What you need to do: Pictures do not belong in the copy; quote every entry below exactly.

Source data:

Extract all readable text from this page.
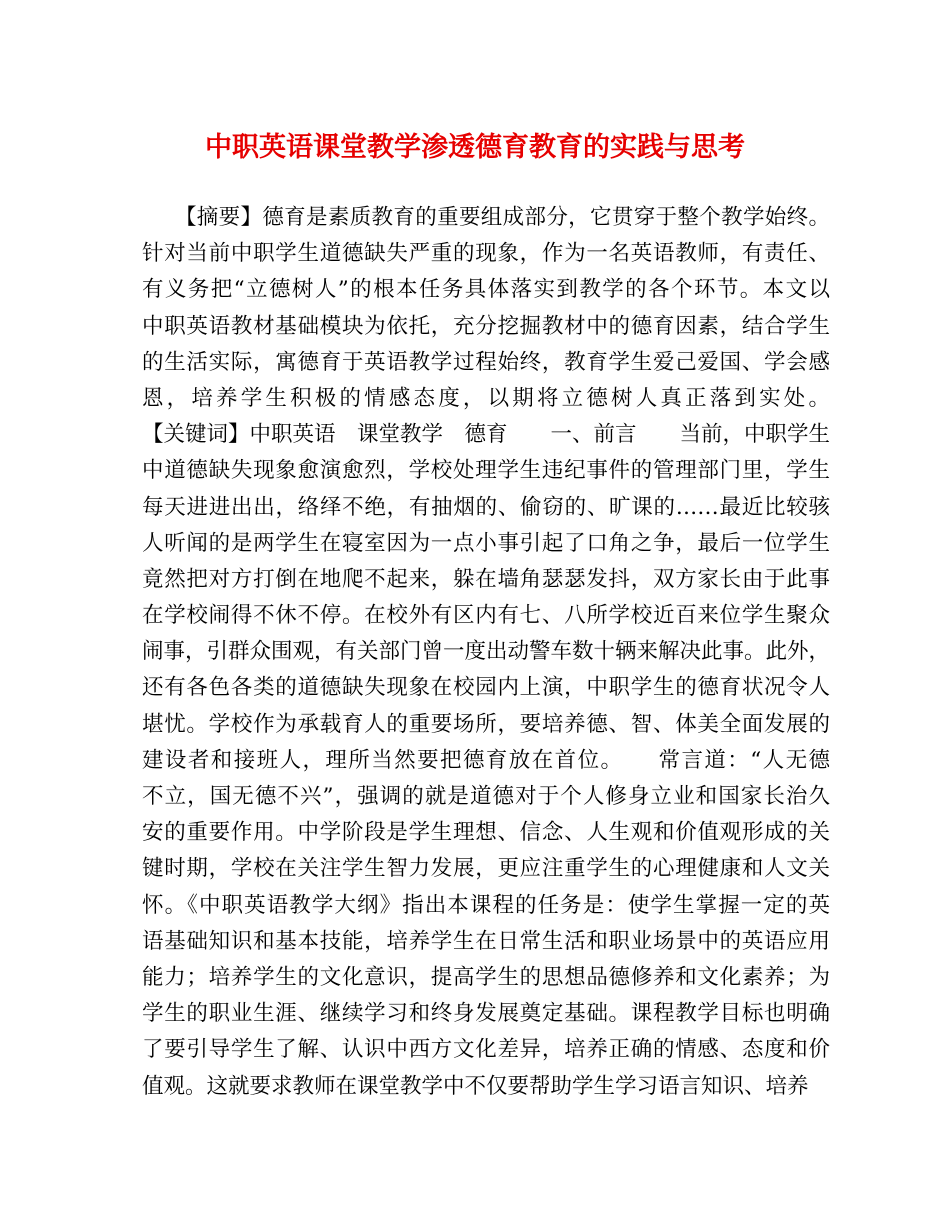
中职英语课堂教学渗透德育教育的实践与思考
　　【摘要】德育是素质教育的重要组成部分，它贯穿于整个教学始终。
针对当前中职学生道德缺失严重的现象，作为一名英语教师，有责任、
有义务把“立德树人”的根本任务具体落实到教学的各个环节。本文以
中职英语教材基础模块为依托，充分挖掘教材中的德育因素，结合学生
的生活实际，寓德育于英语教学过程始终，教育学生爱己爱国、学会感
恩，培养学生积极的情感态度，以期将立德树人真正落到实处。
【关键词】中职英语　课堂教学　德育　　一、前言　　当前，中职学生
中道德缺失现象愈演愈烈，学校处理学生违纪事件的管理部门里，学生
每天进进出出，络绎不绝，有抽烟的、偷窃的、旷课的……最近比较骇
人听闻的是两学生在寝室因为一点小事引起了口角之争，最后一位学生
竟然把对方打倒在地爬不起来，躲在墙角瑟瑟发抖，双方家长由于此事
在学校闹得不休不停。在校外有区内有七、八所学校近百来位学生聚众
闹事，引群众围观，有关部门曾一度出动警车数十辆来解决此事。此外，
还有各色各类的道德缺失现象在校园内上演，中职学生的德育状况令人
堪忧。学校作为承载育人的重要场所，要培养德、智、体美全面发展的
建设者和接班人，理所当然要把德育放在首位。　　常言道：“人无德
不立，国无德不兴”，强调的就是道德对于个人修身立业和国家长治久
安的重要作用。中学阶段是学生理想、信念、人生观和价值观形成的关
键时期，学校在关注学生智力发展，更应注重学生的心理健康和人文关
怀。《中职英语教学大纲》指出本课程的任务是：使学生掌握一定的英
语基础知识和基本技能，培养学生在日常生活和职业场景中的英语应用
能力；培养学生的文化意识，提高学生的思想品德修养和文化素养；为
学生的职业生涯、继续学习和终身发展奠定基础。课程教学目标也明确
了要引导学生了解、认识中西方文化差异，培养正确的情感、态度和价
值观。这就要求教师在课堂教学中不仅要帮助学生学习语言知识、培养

Worked answer:
Extract all readable text from this page.
中职英语课堂教学渗透德育教育的实践与思考
　　【摘要】德育是素质教育的重要组成部分，它贯穿于整个教学始终。
针对当前中职学生道德缺失严重的现象，作为一名英语教师，有责任、
有义务把“立德树人”的根本任务具体落实到教学的各个环节。本文以
中职英语教材基础模块为依托，充分挖掘教材中的德育因素，结合学生
的生活实际，寓德育于英语教学过程始终，教育学生爱己爱国、学会感
恩，培养学生积极的情感态度，以期将立德树人真正落到实处。
【关键词】中职英语　课堂教学　德育　　一、前言　　当前，中职学生
中道德缺失现象愈演愈烈，学校处理学生违纪事件的管理部门里，学生
每天进进出出，络绎不绝，有抽烟的、偷窃的、旷课的……最近比较骇
人听闻的是两学生在寝室因为一点小事引起了口角之争，最后一位学生
竟然把对方打倒在地爬不起来，躲在墙角瑟瑟发抖，双方家长由于此事
在学校闹得不休不停。在校外有区内有七、八所学校近百来位学生聚众
闹事，引群众围观，有关部门曾一度出动警车数十辆来解决此事。此外，
还有各色各类的道德缺失现象在校园内上演，中职学生的德育状况令人
堪忧。学校作为承载育人的重要场所，要培养德、智、体美全面发展的
建设者和接班人，理所当然要把德育放在首位。　　常言道：“人无德
不立，国无德不兴”，强调的就是道德对于个人修身立业和国家长治久
安的重要作用。中学阶段是学生理想、信念、人生观和价值观形成的关
键时期，学校在关注学生智力发展，更应注重学生的心理健康和人文关
怀。《中职英语教学大纲》指出本课程的任务是：使学生掌握一定的英
语基础知识和基本技能，培养学生在日常生活和职业场景中的英语应用
能力；培养学生的文化意识，提高学生的思想品德修养和文化素养；为
学生的职业生涯、继续学习和终身发展奠定基础。课程教学目标也明确
了要引导学生了解、认识中西方文化差异，培养正确的情感、态度和价
值观。这就要求教师在课堂教学中不仅要帮助学生学习语言知识、培养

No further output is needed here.